:: WHAT YOU ARE ASKED TO DO ::
Print every record below exactly, minus the pictures.
Top of ENTRIES PROVIDED
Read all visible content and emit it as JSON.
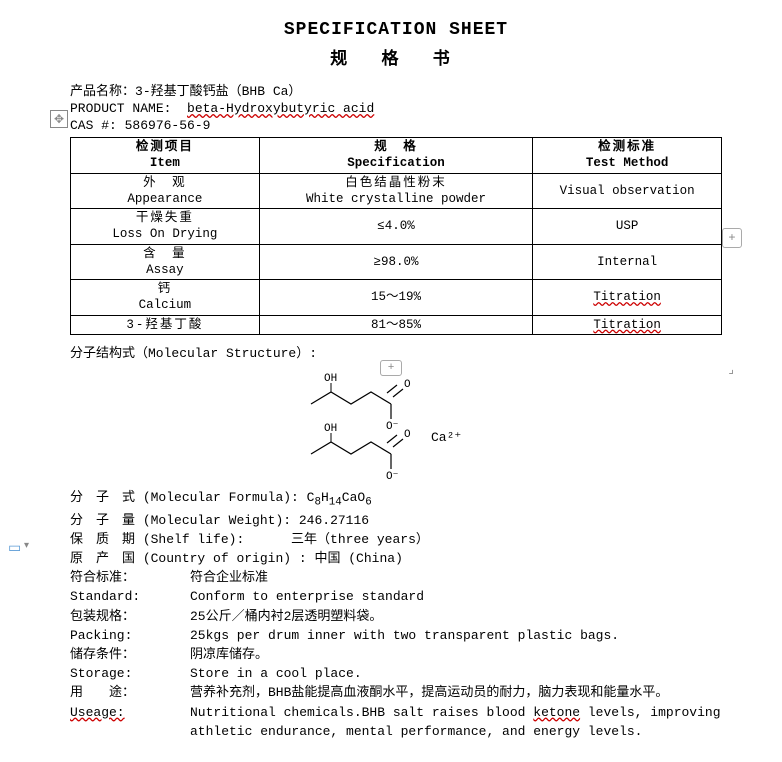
{
  "titles": {
    "en": "SPECIFICATION SHEET",
    "cn": "规 格 书"
  },
  "header": {
    "product_cn_label": "产品名称：",
    "product_cn_value": "3-羟基丁酸钙盐（BHB Ca）",
    "product_en_label": "PRODUCT NAME:",
    "product_en_value": "beta-Hydroxybutyric acid",
    "cas_label": "CAS #:",
    "cas_value": "586976-56-9"
  },
  "table": {
    "head": {
      "c1_cn": "检测项目",
      "c1_en": "Item",
      "c2_cn": "规　格",
      "c2_en": "Specification",
      "c3_cn": "检测标准",
      "c3_en": "Test Method"
    },
    "rows": [
      {
        "c1_cn": "外　观",
        "c1_en": "Appearance",
        "c2_cn": "白色结晶性粉末",
        "c2_en": "White crystalline powder",
        "c3": "Visual observation",
        "c3_wavy": false
      },
      {
        "c1_cn": "干燥失重",
        "c1_en": "Loss On Drying",
        "c2": "≤4.0%",
        "c3": "USP",
        "c3_wavy": false
      },
      {
        "c1_cn": "含　量",
        "c1_en": "Assay",
        "c2": "≥98.0%",
        "c3": "Internal",
        "c3_wavy": false
      },
      {
        "c1_cn": "钙",
        "c1_en": "Calcium",
        "c2": "15～19%",
        "c3": "Titration",
        "c3_wavy": true
      },
      {
        "c1_cn": "3-羟基丁酸",
        "c1_en": "",
        "c2": "81～85%",
        "c3": "Titration",
        "c3_wavy": true
      }
    ]
  },
  "mol_label": "分子结构式（Molecular Structure）:",
  "info": [
    {
      "cn": "分　子　式",
      "en": "(Molecular Formula):",
      "val_html": "C<sub>8</sub>H<sub>14</sub>CaO<sub>6</sub>"
    },
    {
      "cn": "分　子　量",
      "en": "(Molecular Weight):",
      "val": "246.27116"
    },
    {
      "cn": "保　质　期",
      "en": "(Shelf life):",
      "val": "　　　三年（three years）"
    },
    {
      "cn": "原　产　国",
      "en": "(Country of origin) :",
      "val": "中国 (China)"
    }
  ],
  "pairs": [
    {
      "cn_label": "符合标准：",
      "cn_val": "符合企业标准",
      "en_label": "Standard:",
      "en_val": "Conform to enterprise standard"
    },
    {
      "cn_label": "包装规格：",
      "cn_val": "25公斤／桶内衬2层透明塑料袋。",
      "en_label": "Packing:",
      "en_val": "25kgs per drum inner with two transparent plastic bags."
    },
    {
      "cn_label": "储存条件：",
      "cn_val": "阴凉库储存。",
      "en_label": "Storage:",
      "en_val": "Store in a cool place."
    },
    {
      "cn_label": "用　　途：",
      "cn_val": "营养补充剂，BHB盐能提高血液酮水平，提高运动员的耐力，脑力表现和能量水平。",
      "en_label": "Useage:",
      "en_val": "Nutritional chemicals.BHB salt raises blood ketone levels, improving",
      "en_val2": "athletic endurance, mental performance, and energy levels."
    }
  ],
  "chem": {
    "oh": "OH",
    "o": "O",
    "ominus": "O⁻",
    "ca": "Ca²⁺"
  }
}
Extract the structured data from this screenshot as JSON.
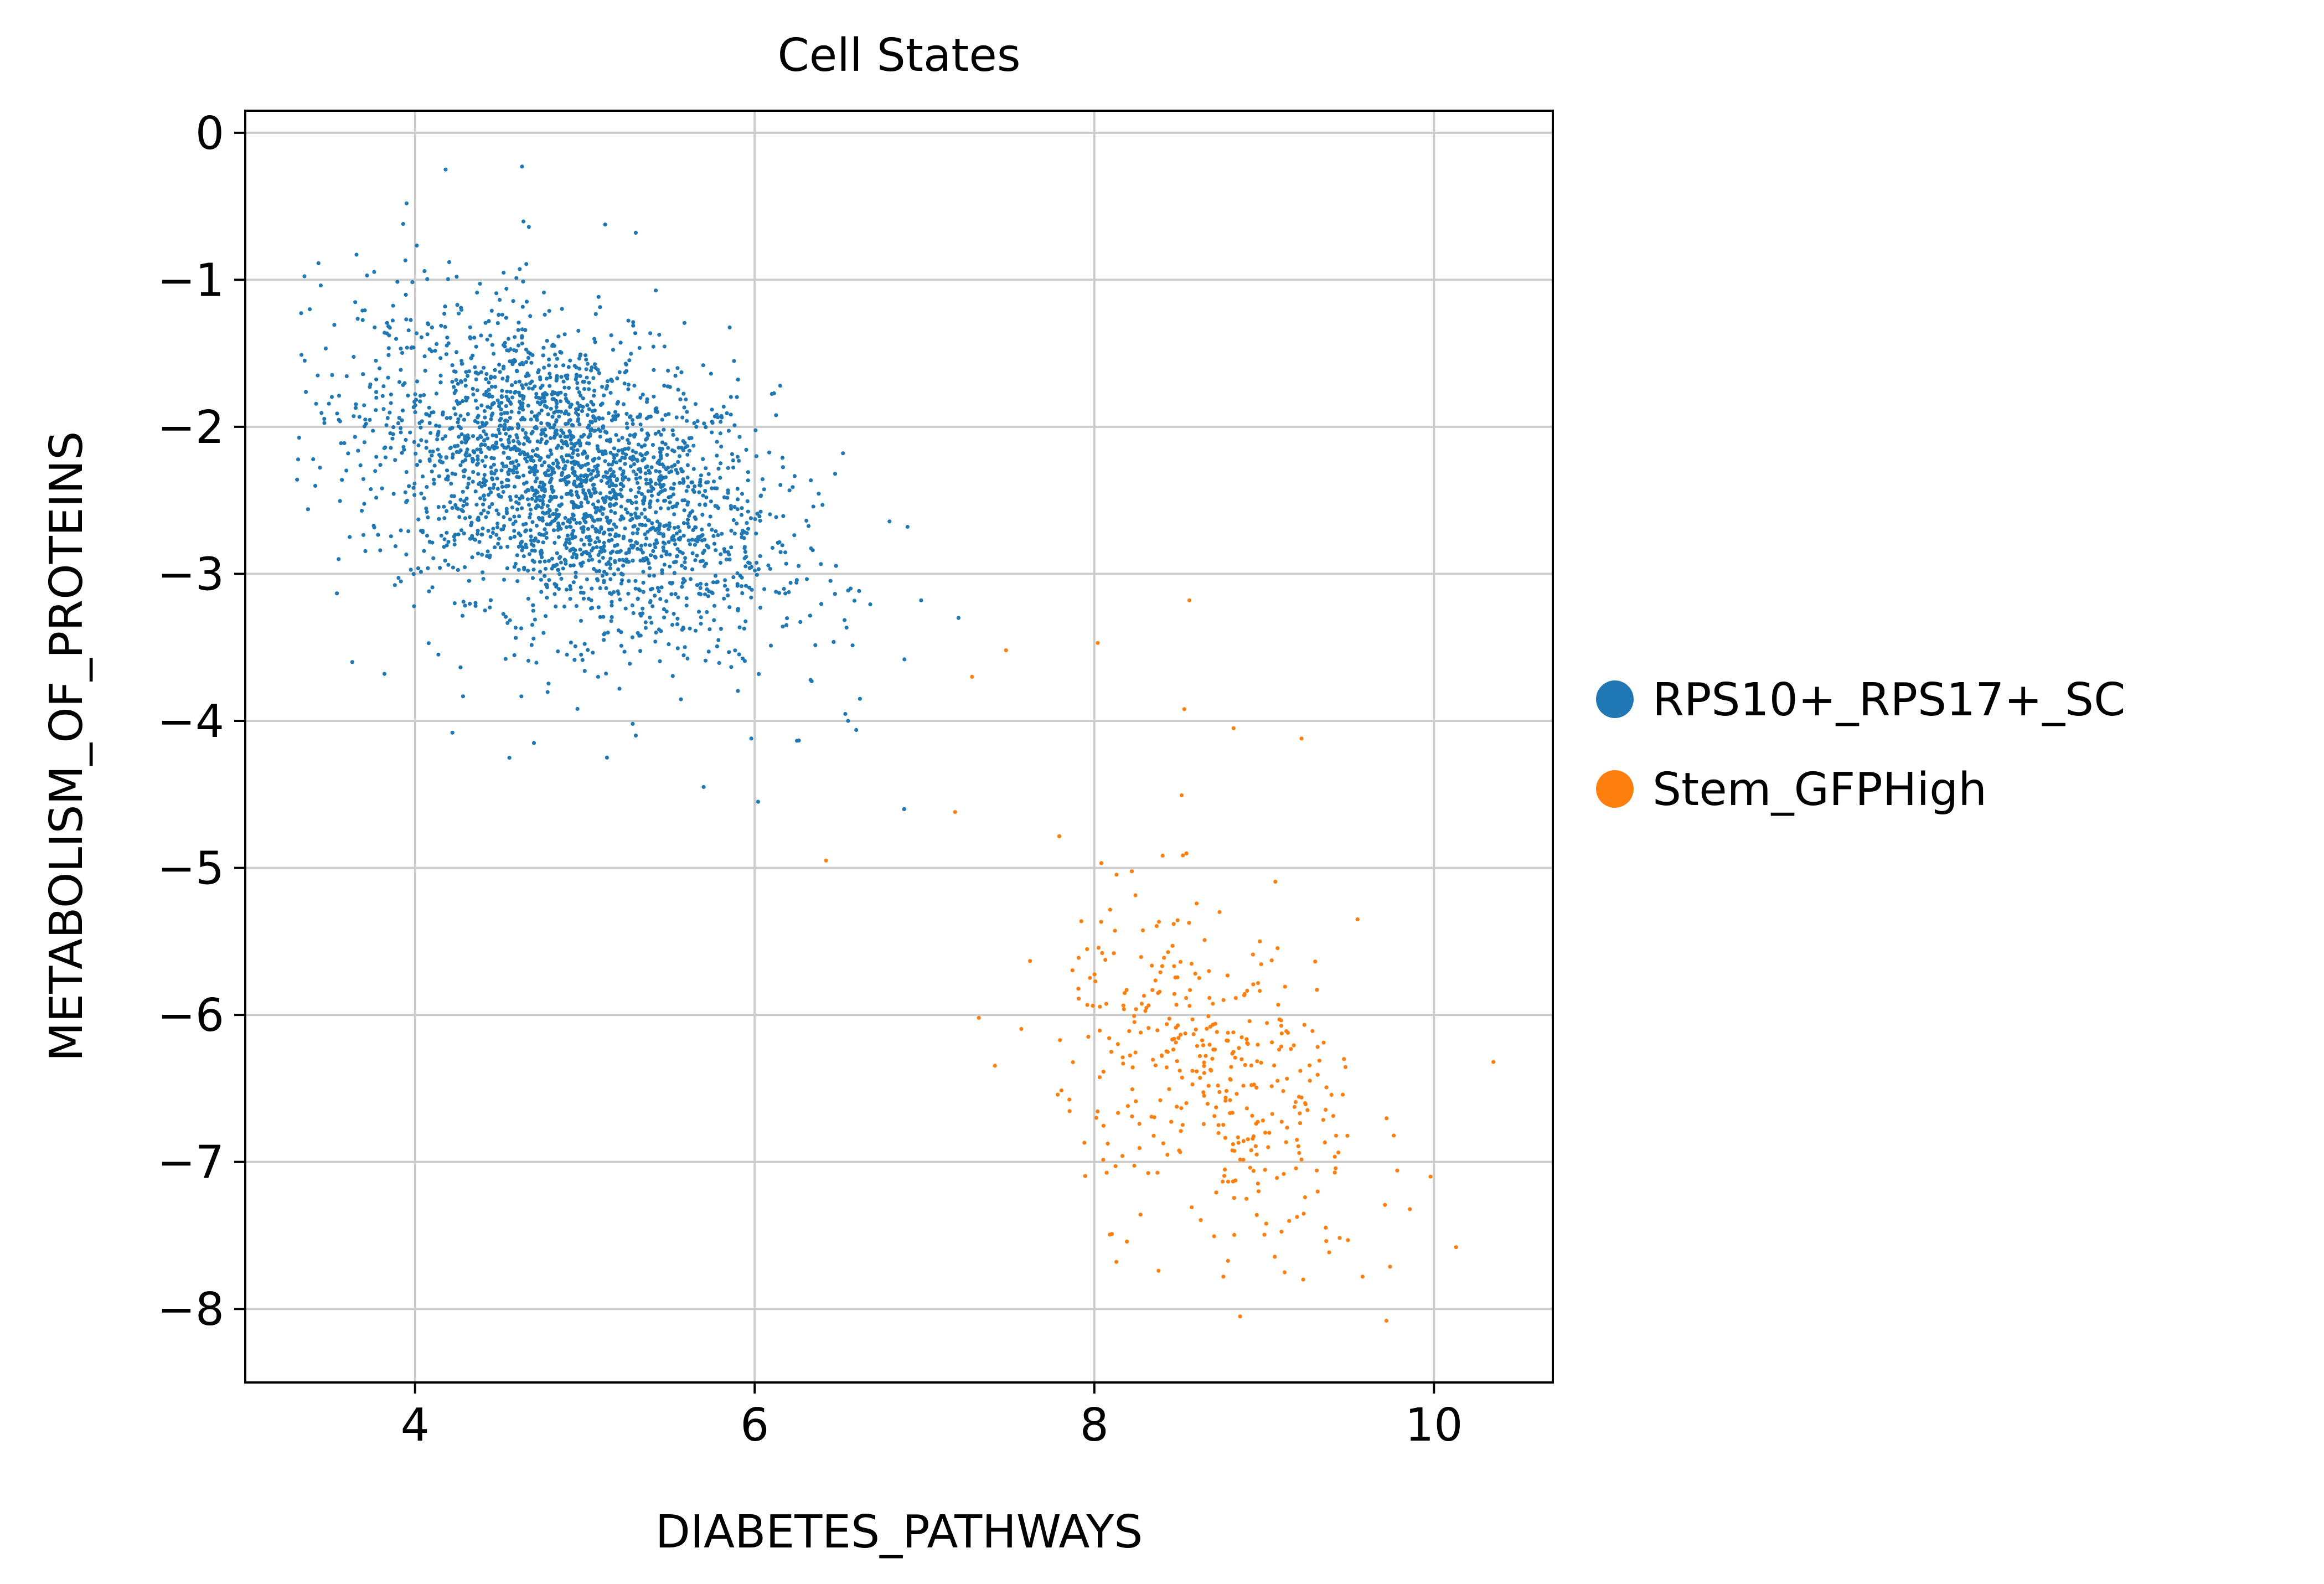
{
  "chart_data": {
    "type": "scatter",
    "title": "Cell States",
    "xlabel": "DIABETES_PATHWAYS",
    "ylabel": "METABOLISM_OF_PROTEINS",
    "xlim": [
      3.0,
      10.7
    ],
    "ylim": [
      -8.5,
      0.15
    ],
    "xticks": [
      4,
      6,
      8,
      10
    ],
    "xtick_labels": [
      "4",
      "6",
      "8",
      "10"
    ],
    "yticks": [
      0,
      -1,
      -2,
      -3,
      -4,
      -5,
      -6,
      -7,
      -8
    ],
    "ytick_labels": [
      "0",
      "−1",
      "−2",
      "−3",
      "−4",
      "−5",
      "−6",
      "−7",
      "−8"
    ],
    "grid": true,
    "legend_position": "right, outside plot",
    "series": [
      {
        "name": "RPS10+_RPS17+_SC",
        "color": "#1f77b4",
        "distribution": {
          "x_mean": 4.9,
          "x_sd": 0.6,
          "y_mean": -2.35,
          "y_sd": 0.55,
          "correlation": -0.4,
          "x_range": [
            3.3,
            6.9
          ],
          "y_range": [
            -4.6,
            -0.25
          ]
        },
        "points": [
          {
            "x": 4.18,
            "y": -0.25
          },
          {
            "x": 4.63,
            "y": -0.23
          },
          {
            "x": 3.95,
            "y": -0.48
          },
          {
            "x": 3.93,
            "y": -0.62
          },
          {
            "x": 4.67,
            "y": -0.64
          },
          {
            "x": 5.3,
            "y": -0.68
          },
          {
            "x": 3.38,
            "y": -1.2
          },
          {
            "x": 3.35,
            "y": -1.55
          },
          {
            "x": 3.4,
            "y": -2.22
          },
          {
            "x": 3.55,
            "y": -2.9
          },
          {
            "x": 3.63,
            "y": -3.6
          },
          {
            "x": 3.82,
            "y": -3.68
          },
          {
            "x": 4.22,
            "y": -4.08
          },
          {
            "x": 4.7,
            "y": -4.15
          },
          {
            "x": 5.3,
            "y": -4.1
          },
          {
            "x": 5.7,
            "y": -4.45
          },
          {
            "x": 5.98,
            "y": -4.12
          },
          {
            "x": 6.02,
            "y": -4.55
          },
          {
            "x": 6.15,
            "y": -1.72
          },
          {
            "x": 6.52,
            "y": -2.18
          },
          {
            "x": 6.9,
            "y": -2.68
          },
          {
            "x": 6.98,
            "y": -3.18
          },
          {
            "x": 7.2,
            "y": -3.3
          },
          {
            "x": 6.62,
            "y": -3.85
          },
          {
            "x": 6.88,
            "y": -4.6
          },
          {
            "x": 5.13,
            "y": -4.25
          },
          {
            "x": 6.55,
            "y": -4.0
          }
        ]
      },
      {
        "name": "Stem_GFPHigh",
        "color": "#ff7f0e",
        "distribution": {
          "x_mean": 8.7,
          "x_sd": 0.45,
          "y_mean": -6.45,
          "y_sd": 0.6,
          "correlation": -0.35,
          "x_range": [
            6.4,
            10.35
          ],
          "y_range": [
            -8.1,
            -3.2
          ]
        },
        "points": [
          {
            "x": 8.56,
            "y": -3.18
          },
          {
            "x": 8.02,
            "y": -3.47
          },
          {
            "x": 7.48,
            "y": -3.52
          },
          {
            "x": 8.53,
            "y": -3.92
          },
          {
            "x": 8.82,
            "y": -4.05
          },
          {
            "x": 9.22,
            "y": -4.12
          },
          {
            "x": 7.18,
            "y": -4.62
          },
          {
            "x": 6.42,
            "y": -4.95
          },
          {
            "x": 7.32,
            "y": -6.02
          },
          {
            "x": 10.35,
            "y": -6.32
          },
          {
            "x": 9.98,
            "y": -7.1
          },
          {
            "x": 10.13,
            "y": -7.58
          },
          {
            "x": 9.72,
            "y": -8.08
          },
          {
            "x": 9.58,
            "y": -7.78
          },
          {
            "x": 8.13,
            "y": -7.68
          },
          {
            "x": 8.76,
            "y": -7.78
          },
          {
            "x": 9.23,
            "y": -7.8
          },
          {
            "x": 9.55,
            "y": -5.35
          },
          {
            "x": 9.47,
            "y": -6.3
          },
          {
            "x": 7.28,
            "y": -3.7
          }
        ]
      }
    ]
  }
}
Bottom of ENTRIES PROVIDED
:: OUTPUT BELOW ::
Read all visible content and emit it as JSON.
{
  "titles": {
    "en": "SPECIFICATION SHEET",
    "cn": "规 格 书"
  },
  "header": {
    "product_cn_label": "产品名称：",
    "product_cn_value": "3-羟基丁酸钙盐（BHB Ca）",
    "product_en_label": "PRODUCT NAME:",
    "product_en_value": "beta-Hydroxybutyric acid",
    "cas_label": "CAS #:",
    "cas_value": "586976-56-9"
  },
  "table": {
    "head": {
      "c1_cn": "检测项目",
      "c1_en": "Item",
      "c2_cn": "规　格",
      "c2_en": "Specification",
      "c3_cn": "检测标准",
      "c3_en": "Test Method"
    },
    "rows": [
      {
        "c1_cn": "外　观",
        "c1_en": "Appearance",
        "c2_cn": "白色结晶性粉末",
        "c2_en": "White crystalline powder",
        "c3": "Visual observation",
        "c3_wavy": false
      },
      {
        "c1_cn": "干燥失重",
        "c1_en": "Loss On Drying",
        "c2": "≤4.0%",
        "c3": "USP",
        "c3_wavy": false
      },
      {
        "c1_cn": "含　量",
        "c1_en": "Assay",
        "c2": "≥98.0%",
        "c3": "Internal",
        "c3_wavy": false
      },
      {
        "c1_cn": "钙",
        "c1_en": "Calcium",
        "c2": "15～19%",
        "c3": "Titration",
        "c3_wavy": true
      },
      {
        "c1_cn": "3-羟基丁酸",
        "c1_en": "",
        "c2": "81～85%",
        "c3": "Titration",
        "c3_wavy": true
      }
    ]
  },
  "mol_label": "分子结构式（Molecular Structure）:",
  "info": [
    {
      "cn": "分　子　式",
      "en": "(Molecular Formula):",
      "val_html": "C<sub>8</sub>H<sub>14</sub>CaO<sub>6</sub>"
    },
    {
      "cn": "分　子　量",
      "en": "(Molecular Weight):",
      "val": "246.27116"
    },
    {
      "cn": "保　质　期",
      "en": "(Shelf life):",
      "val": "　　　三年（three years）"
    },
    {
      "cn": "原　产　国",
      "en": "(Country of origin) :",
      "val": "中国 (China)"
    }
  ],
  "pairs": [
    {
      "cn_label": "符合标准：",
      "cn_val": "符合企业标准",
      "en_label": "Standard:",
      "en_val": "Conform to enterprise standard"
    },
    {
      "cn_label": "包装规格：",
      "cn_val": "25公斤／桶内衬2层透明塑料袋。",
      "en_label": "Packing:",
      "en_val": "25kgs per drum inner with two transparent plastic bags."
    },
    {
      "cn_label": "储存条件：",
      "cn_val": "阴凉库储存。",
      "en_label": "Storage:",
      "en_val": "Store in a cool place."
    },
    {
      "cn_label": "用　　途：",
      "cn_val": "营养补充剂，BHB盐能提高血液酮水平，提高运动员的耐力，脑力表现和能量水平。",
      "en_label": "Useage:",
      "en_val": "Nutritional chemicals.BHB salt raises blood ketone levels, improving",
      "en_val2": "athletic endurance, mental performance, and energy levels."
    }
  ],
  "chem": {
    "oh": "OH",
    "o": "O",
    "ominus": "O⁻",
    "ca": "Ca²⁺"
  }
}
Extract the structured data from this screenshot as JSON.
{
  "chart_data": {
    "type": "scatter",
    "title": "Cell States",
    "xlabel": "DIABETES_PATHWAYS",
    "ylabel": "METABOLISM_OF_PROTEINS",
    "xlim": [
      3.0,
      10.7
    ],
    "ylim": [
      -8.5,
      0.15
    ],
    "xticks": [
      4,
      6,
      8,
      10
    ],
    "xtick_labels": [
      "4",
      "6",
      "8",
      "10"
    ],
    "yticks": [
      0,
      -1,
      -2,
      -3,
      -4,
      -5,
      -6,
      -7,
      -8
    ],
    "ytick_labels": [
      "0",
      "−1",
      "−2",
      "−3",
      "−4",
      "−5",
      "−6",
      "−7",
      "−8"
    ],
    "grid": true,
    "legend_position": "right, outside plot",
    "series": [
      {
        "name": "RPS10+_RPS17+_SC",
        "color": "#1f77b4",
        "distribution": {
          "x_mean": 4.9,
          "x_sd": 0.6,
          "y_mean": -2.35,
          "y_sd": 0.55,
          "correlation": -0.4,
          "x_range": [
            3.3,
            6.9
          ],
          "y_range": [
            -4.6,
            -0.25
          ]
        },
        "points": [
          {
            "x": 4.18,
            "y": -0.25
          },
          {
            "x": 4.63,
            "y": -0.23
          },
          {
            "x": 3.95,
            "y": -0.48
          },
          {
            "x": 3.93,
            "y": -0.62
          },
          {
            "x": 4.67,
            "y": -0.64
          },
          {
            "x": 5.3,
            "y": -0.68
          },
          {
            "x": 3.38,
            "y": -1.2
          },
          {
            "x": 3.35,
            "y": -1.55
          },
          {
            "x": 3.4,
            "y": -2.22
          },
          {
            "x": 3.55,
            "y": -2.9
          },
          {
            "x": 3.63,
            "y": -3.6
          },
          {
            "x": 3.82,
            "y": -3.68
          },
          {
            "x": 4.22,
            "y": -4.08
          },
          {
            "x": 4.7,
            "y": -4.15
          },
          {
            "x": 5.3,
            "y": -4.1
          },
          {
            "x": 5.7,
            "y": -4.45
          },
          {
            "x": 5.98,
            "y": -4.12
          },
          {
            "x": 6.02,
            "y": -4.55
          },
          {
            "x": 6.15,
            "y": -1.72
          },
          {
            "x": 6.52,
            "y": -2.18
          },
          {
            "x": 6.9,
            "y": -2.68
          },
          {
            "x": 6.98,
            "y": -3.18
          },
          {
            "x": 7.2,
            "y": -3.3
          },
          {
            "x": 6.62,
            "y": -3.85
          },
          {
            "x": 6.88,
            "y": -4.6
          },
          {
            "x": 5.13,
            "y": -4.25
          },
          {
            "x": 6.55,
            "y": -4.0
          }
        ]
      },
      {
        "name": "Stem_GFPHigh",
        "color": "#ff7f0e",
        "distribution": {
          "x_mean": 8.7,
          "x_sd": 0.45,
          "y_mean": -6.45,
          "y_sd": 0.6,
          "correlation": -0.35,
          "x_range": [
            6.4,
            10.35
          ],
          "y_range": [
            -8.1,
            -3.2
          ]
        },
        "points": [
          {
            "x": 8.56,
            "y": -3.18
          },
          {
            "x": 8.02,
            "y": -3.47
          },
          {
            "x": 7.48,
            "y": -3.52
          },
          {
            "x": 8.53,
            "y": -3.92
          },
          {
            "x": 8.82,
            "y": -4.05
          },
          {
            "x": 9.22,
            "y": -4.12
          },
          {
            "x": 7.18,
            "y": -4.62
          },
          {
            "x": 6.42,
            "y": -4.95
          },
          {
            "x": 7.32,
            "y": -6.02
          },
          {
            "x": 10.35,
            "y": -6.32
          },
          {
            "x": 9.98,
            "y": -7.1
          },
          {
            "x": 10.13,
            "y": -7.58
          },
          {
            "x": 9.72,
            "y": -8.08
          },
          {
            "x": 9.58,
            "y": -7.78
          },
          {
            "x": 8.13,
            "y": -7.68
          },
          {
            "x": 8.76,
            "y": -7.78
          },
          {
            "x": 9.23,
            "y": -7.8
          },
          {
            "x": 9.55,
            "y": -5.35
          },
          {
            "x": 9.47,
            "y": -6.3
          },
          {
            "x": 7.28,
            "y": -3.7
          }
        ]
      }
    ]
  }
}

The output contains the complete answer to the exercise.